** Start of DATA SHOWN **

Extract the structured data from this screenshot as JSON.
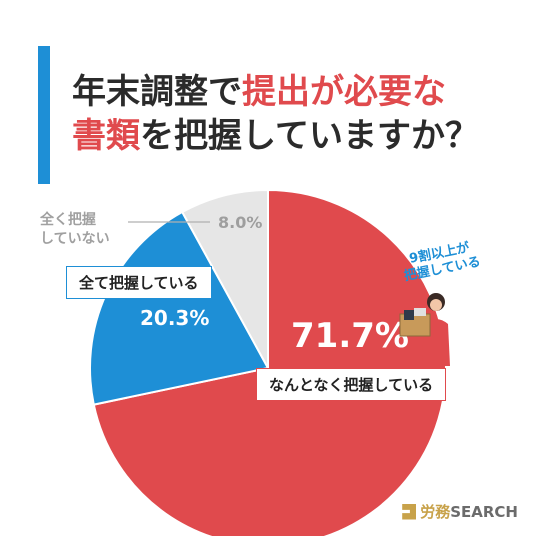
{
  "title": {
    "line1_a": "年末調整で",
    "line1_b": "提出が必要な",
    "line2_a": "書類",
    "line2_b": "を把握していますか？"
  },
  "chart_data": {
    "type": "pie",
    "title": "年末調整で提出が必要な書類を把握していますか？",
    "slices": [
      {
        "label": "なんとなく把握している",
        "value": 71.7,
        "display": "71.7%",
        "color": "#e04a4d"
      },
      {
        "label": "全て把握している",
        "value": 20.3,
        "display": "20.3%",
        "color": "#1e8fd6"
      },
      {
        "label": "全く把握していない",
        "value": 8.0,
        "display": "8.0%",
        "color": "#e6e6e6"
      }
    ],
    "annotations": [
      "9割以上が把握している"
    ]
  },
  "labels": {
    "not_at_all_line1": "全く把握",
    "not_at_all_line2": "していない",
    "all": "全て把握している",
    "somewhat": "なんとなく把握している",
    "note_line1": "9割以上が",
    "note_line2": "把握している"
  },
  "logo": {
    "brand": "労務",
    "suffix": "SEARCH"
  }
}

** End of DATA SHOWN **

§ **REQUIREMENT**
Each entry above should be reproduced exactly, with the pictures removed.

§ **OUTPUT BELOW**
Extract the structured data from this screenshot as JSON.
{
  "title": {
    "line1_a": "年末調整で",
    "line1_b": "提出が必要な",
    "line2_a": "書類",
    "line2_b": "を把握していますか？"
  },
  "chart_data": {
    "type": "pie",
    "title": "年末調整で提出が必要な書類を把握していますか？",
    "slices": [
      {
        "label": "なんとなく把握している",
        "value": 71.7,
        "display": "71.7%",
        "color": "#e04a4d"
      },
      {
        "label": "全て把握している",
        "value": 20.3,
        "display": "20.3%",
        "color": "#1e8fd6"
      },
      {
        "label": "全く把握していない",
        "value": 8.0,
        "display": "8.0%",
        "color": "#e6e6e6"
      }
    ],
    "annotations": [
      "9割以上が把握している"
    ]
  },
  "labels": {
    "not_at_all_line1": "全く把握",
    "not_at_all_line2": "していない",
    "all": "全て把握している",
    "somewhat": "なんとなく把握している",
    "note_line1": "9割以上が",
    "note_line2": "把握している"
  },
  "logo": {
    "brand": "労務",
    "suffix": "SEARCH"
  }
}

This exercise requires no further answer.